Element-and-box listings:

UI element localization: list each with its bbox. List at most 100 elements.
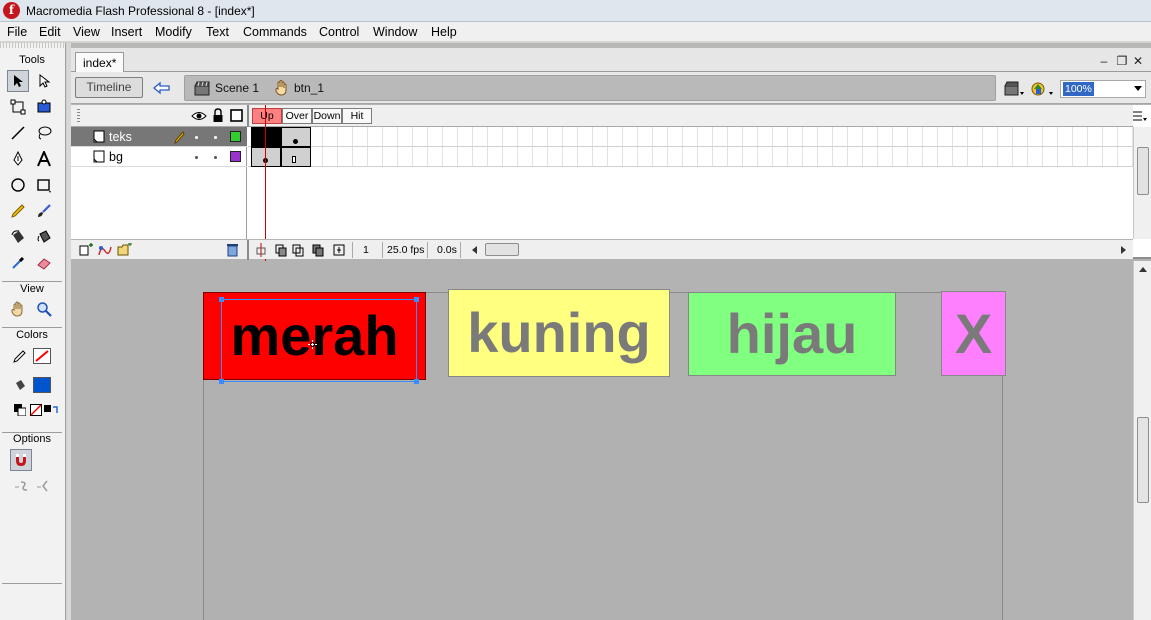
subselection-tool[interactable]: [33, 70, 55, 92]
chevron-down-icon[interactable]: [1134, 86, 1142, 91]
button-x[interactable]: X: [941, 291, 1006, 376]
lasso-tool[interactable]: [33, 122, 55, 144]
timeline-vertical-scrollbar[interactable]: [1133, 127, 1151, 239]
visibility-dot[interactable]: [195, 136, 198, 139]
show-hide-all-eye-icon[interactable]: [191, 110, 207, 122]
menu-control[interactable]: Control: [319, 25, 359, 39]
free-transform-tool[interactable]: [7, 96, 29, 118]
snap-to-objects-button[interactable]: [10, 449, 32, 471]
back-button[interactable]: [151, 79, 175, 97]
state-over[interactable]: Over: [282, 108, 312, 124]
layer-name[interactable]: bg: [109, 150, 123, 164]
scroll-up-arrow-icon[interactable]: [1139, 267, 1147, 272]
menu-text[interactable]: Text: [206, 25, 229, 39]
rectangle-tool[interactable]: [33, 174, 55, 196]
transform-handle[interactable]: [414, 379, 419, 384]
delete-layer-icon[interactable]: [226, 243, 239, 257]
transform-handle[interactable]: [219, 297, 224, 302]
swap-colors-button[interactable]: [40, 399, 62, 421]
layer-row[interactable]: teks: [71, 127, 247, 147]
edit-scene-button[interactable]: [1003, 80, 1025, 98]
timeline-options-icon[interactable]: [1132, 110, 1148, 123]
lock-all-icon[interactable]: [212, 108, 224, 123]
timeline-toggle-button[interactable]: Timeline: [75, 77, 143, 98]
button-hijau[interactable]: hijau: [688, 292, 896, 376]
timeline-divider[interactable]: [247, 105, 249, 127]
frame-span[interactable]: [281, 147, 311, 167]
add-motion-guide-icon[interactable]: [97, 243, 113, 257]
playhead[interactable]: [265, 105, 266, 261]
state-hit[interactable]: Hit: [342, 108, 372, 124]
keyframe-over[interactable]: [281, 127, 311, 147]
stroke-color-swatch[interactable]: [33, 348, 51, 364]
outline-color-swatch[interactable]: [230, 131, 241, 142]
stroke-color-icon-button[interactable]: [9, 345, 31, 367]
document-tab[interactable]: index*: [75, 52, 125, 73]
horizontal-scroll-thumb[interactable]: [485, 243, 519, 256]
menu-insert[interactable]: Insert: [111, 25, 142, 39]
smooth-button[interactable]: [11, 475, 33, 497]
menu-edit[interactable]: Edit: [39, 25, 61, 39]
breadcrumb-symbol[interactable]: btn_1: [273, 80, 324, 96]
stage-vertical-scrollbar[interactable]: [1133, 261, 1151, 620]
paint-bucket-tool[interactable]: [33, 226, 55, 248]
insert-folder-icon[interactable]: [117, 243, 132, 257]
frame-row-bg[interactable]: [248, 147, 1134, 167]
ink-bottle-tool[interactable]: [7, 226, 29, 248]
modify-onion-markers-icon[interactable]: [333, 243, 345, 257]
transform-handle[interactable]: [414, 297, 419, 302]
zoom-tool[interactable]: [33, 298, 55, 320]
center-frame-icon[interactable]: [255, 243, 267, 257]
layer-name[interactable]: teks: [109, 130, 132, 144]
menu-help[interactable]: Help: [431, 25, 457, 39]
keyframe-up[interactable]: [251, 127, 281, 147]
restore-icon[interactable]: ❐: [1115, 54, 1129, 68]
lock-dot[interactable]: [214, 136, 217, 139]
hand-tool[interactable]: [7, 298, 29, 320]
lock-dot[interactable]: [214, 156, 217, 159]
straighten-button[interactable]: [33, 475, 55, 497]
timeline-horizontal-scrollbar[interactable]: [468, 242, 1133, 258]
timeline-grip[interactable]: [77, 109, 80, 123]
edit-multiple-frames-icon[interactable]: [312, 243, 324, 257]
scroll-left-arrow-icon[interactable]: [472, 246, 477, 254]
menu-file[interactable]: File: [7, 25, 27, 39]
insert-layer-icon[interactable]: [79, 243, 93, 257]
frame-grid[interactable]: [248, 105, 1134, 261]
brush-tool[interactable]: [33, 200, 55, 222]
keyframe-up[interactable]: [251, 147, 281, 167]
visibility-dot[interactable]: [195, 156, 198, 159]
stage-scroll-thumb[interactable]: [1137, 417, 1149, 503]
edit-symbols-button[interactable]: [1031, 80, 1055, 98]
eyedropper-tool[interactable]: [7, 252, 29, 274]
menu-view[interactable]: View: [73, 25, 100, 39]
minimize-icon[interactable]: –: [1097, 54, 1111, 68]
zoom-combo[interactable]: 100%: [1060, 80, 1146, 98]
outline-all-icon[interactable]: [230, 109, 243, 122]
fill-color-swatch[interactable]: [33, 377, 51, 393]
button-kuning[interactable]: kuning: [448, 289, 670, 377]
stage-area[interactable]: merah kuning hijau X: [71, 261, 1133, 620]
frame-row-teks[interactable]: [248, 127, 1134, 147]
zoom-value[interactable]: 100%: [1063, 82, 1094, 96]
state-up[interactable]: Up: [252, 108, 282, 124]
outline-color-swatch[interactable]: [230, 151, 241, 162]
state-down[interactable]: Down: [312, 108, 342, 124]
fill-transform-tool[interactable]: [33, 96, 55, 118]
menu-modify[interactable]: Modify: [155, 25, 192, 39]
selection-bounding-box[interactable]: [219, 297, 419, 384]
scroll-right-arrow-icon[interactable]: [1121, 246, 1126, 254]
menu-window[interactable]: Window: [373, 25, 417, 39]
fill-color-icon-button[interactable]: [9, 374, 31, 396]
transform-handle[interactable]: [219, 379, 224, 384]
text-tool[interactable]: [33, 148, 55, 170]
onion-skin-icon[interactable]: [275, 243, 287, 257]
selection-tool[interactable]: [7, 70, 29, 92]
pen-tool[interactable]: [7, 148, 29, 170]
breadcrumb-scene[interactable]: Scene 1: [194, 80, 259, 96]
eraser-tool[interactable]: [33, 252, 55, 274]
pencil-tool[interactable]: [7, 200, 29, 222]
close-icon[interactable]: ✕: [1131, 54, 1145, 68]
line-tool[interactable]: [7, 122, 29, 144]
oval-tool[interactable]: [7, 174, 29, 196]
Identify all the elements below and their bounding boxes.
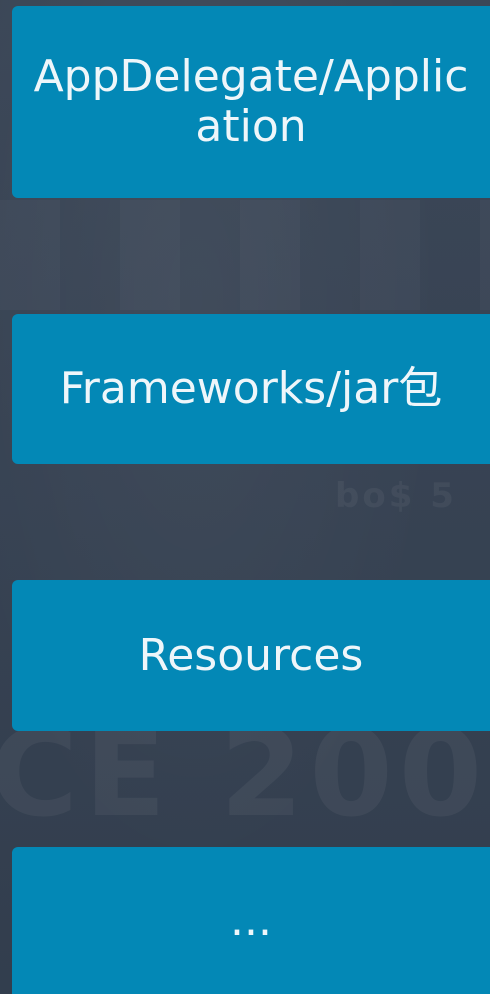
box-frameworks-label: Frameworks/jar包 <box>59 363 443 414</box>
box-ellipsis-label: ... <box>230 894 272 946</box>
box-resources: Resources <box>12 580 490 731</box>
box-app-delegate: AppDelegate/Application <box>12 6 490 198</box>
box-ellipsis: ... <box>12 847 490 994</box>
box-resources-label: Resources <box>138 629 364 681</box>
box-app-delegate-label: AppDelegate/Application <box>33 51 469 152</box>
box-frameworks: Frameworks/jar包 <box>12 314 490 464</box>
background-pattern <box>0 200 490 310</box>
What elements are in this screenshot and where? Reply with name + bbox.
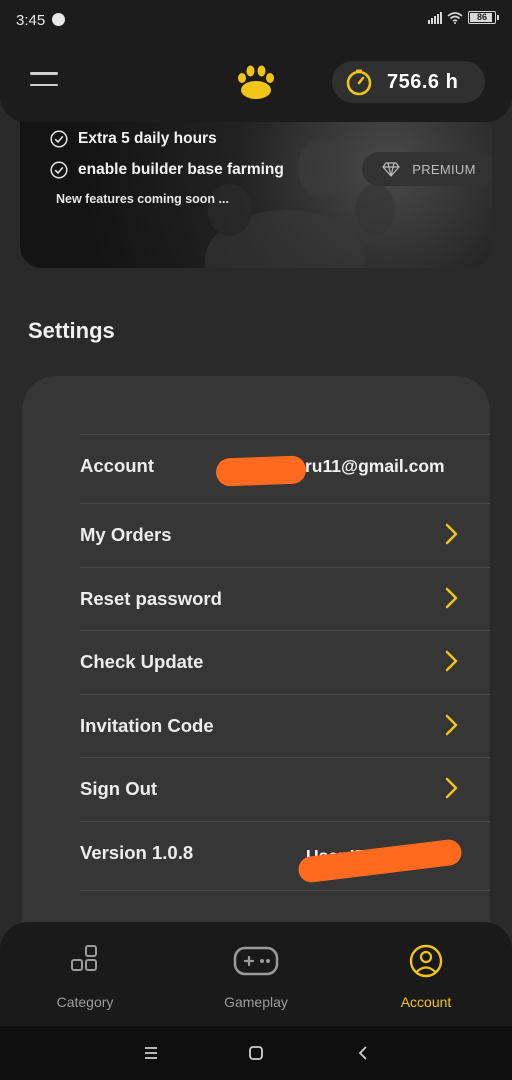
status-icons: 86	[428, 11, 499, 24]
premium-button[interactable]: PREMIUM	[362, 152, 492, 186]
settings-item-label: Reset password	[80, 588, 222, 609]
paw-logo	[238, 65, 274, 99]
bottom-nav: Category Gameplay Account	[0, 922, 512, 1026]
timer-icon	[346, 69, 372, 96]
settings-item-reset-password[interactable]: Reset password	[80, 567, 490, 631]
status-bar: 3:45 86	[0, 0, 512, 42]
premium-banner[interactable]: Extra 5 daily hours enable builder base …	[20, 100, 492, 268]
chevron-right-icon	[445, 777, 458, 799]
hours-balance[interactable]: 756.6 h	[332, 61, 485, 103]
app-header: 756.6 h	[0, 42, 512, 122]
nav-label: Gameplay	[224, 994, 288, 1010]
account-row: Account ru11@gmail.com	[80, 434, 490, 498]
email-redaction	[215, 455, 307, 487]
account-email: ru11@gmail.com	[305, 456, 445, 476]
chevron-right-icon	[445, 714, 458, 736]
account-icon	[409, 944, 443, 978]
recents-icon[interactable]	[142, 1044, 160, 1062]
benefit-item: enable builder base farming	[50, 161, 284, 179]
back-icon[interactable]	[354, 1044, 372, 1062]
settings-item-label: Invitation Code	[80, 715, 214, 736]
chevron-right-icon	[445, 587, 458, 609]
nav-label: Category	[56, 994, 114, 1010]
account-label: Account	[80, 455, 154, 476]
wifi-icon	[447, 12, 463, 24]
gamepad-icon	[233, 946, 279, 976]
check-circle-icon	[50, 130, 68, 148]
hours-value: 756.6 h	[387, 70, 459, 93]
settings-item-label: My Orders	[80, 524, 172, 545]
settings-title: Settings	[28, 318, 115, 343]
hamburger-icon	[30, 72, 58, 75]
settings-item-label: Check Update	[80, 651, 204, 672]
settings-item-sign-out[interactable]: Sign Out	[80, 757, 490, 821]
battery-level: 86	[476, 12, 487, 22]
nav-gameplay[interactable]: Gameplay	[196, 942, 316, 1010]
chevron-right-icon	[445, 523, 458, 545]
menu-button[interactable]	[30, 72, 60, 92]
signal-icon	[428, 11, 442, 24]
benefit-item: Extra 5 daily hours	[50, 130, 217, 148]
home-icon[interactable]	[247, 1044, 265, 1062]
battery-icon: 86	[468, 11, 499, 24]
settings-item-check-update[interactable]: Check Update	[80, 630, 490, 694]
check-circle-icon	[50, 161, 68, 179]
system-nav-bar	[0, 1026, 512, 1080]
benefit-label: Extra 5 daily hours	[78, 130, 217, 147]
nav-account[interactable]: Account	[366, 942, 486, 1010]
nav-label: Account	[400, 994, 452, 1010]
chevron-right-icon	[445, 650, 458, 672]
user-id-redaction	[297, 838, 463, 884]
version-label: Version 1.0.8	[80, 842, 194, 863]
settings-card: Account ru11@gmail.com My Orders Reset p…	[22, 376, 490, 976]
premium-label: PREMIUM	[412, 161, 476, 177]
diamond-icon	[382, 161, 401, 177]
notification-dot-icon	[52, 13, 65, 26]
version-row: Version 1.0.8 User ID	[80, 821, 490, 891]
settings-item-label: Sign Out	[80, 778, 158, 799]
nav-category[interactable]: Category	[25, 942, 145, 1010]
settings-item-invitation-code[interactable]: Invitation Code	[80, 694, 490, 758]
benefit-label: enable builder base farming	[78, 161, 284, 178]
status-time: 3:45	[16, 12, 46, 29]
category-icon	[71, 945, 97, 971]
coming-soon-text: New features coming soon ...	[56, 192, 229, 206]
settings-item-my-orders[interactable]: My Orders	[80, 503, 490, 567]
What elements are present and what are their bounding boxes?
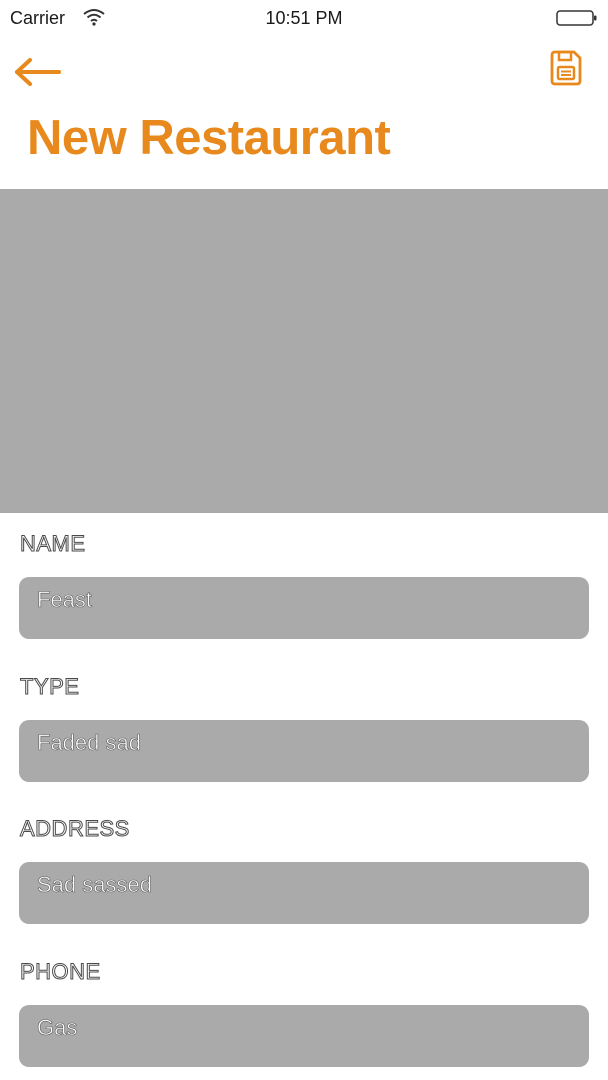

Do this => Copy the lines from the entries above word for word, starting at the line that contains "box-frameworks-label: Frameworks/jar包 <box>59" and ending at the line that contains "background-pattern <box>0 200 490 310</box>", with both of those lines included.

Expected answer =>
box-frameworks-label: Frameworks/jar包 <box>59 363 443 414</box>
box-ellipsis-label: ... <box>230 894 272 946</box>
box-resources: Resources <box>12 580 490 731</box>
box-app-delegate: AppDelegate/Application <box>12 6 490 198</box>
box-ellipsis: ... <box>12 847 490 994</box>
box-resources-label: Resources <box>138 629 364 681</box>
box-app-delegate-label: AppDelegate/Application <box>33 51 469 152</box>
box-frameworks: Frameworks/jar包 <box>12 314 490 464</box>
background-pattern <box>0 200 490 310</box>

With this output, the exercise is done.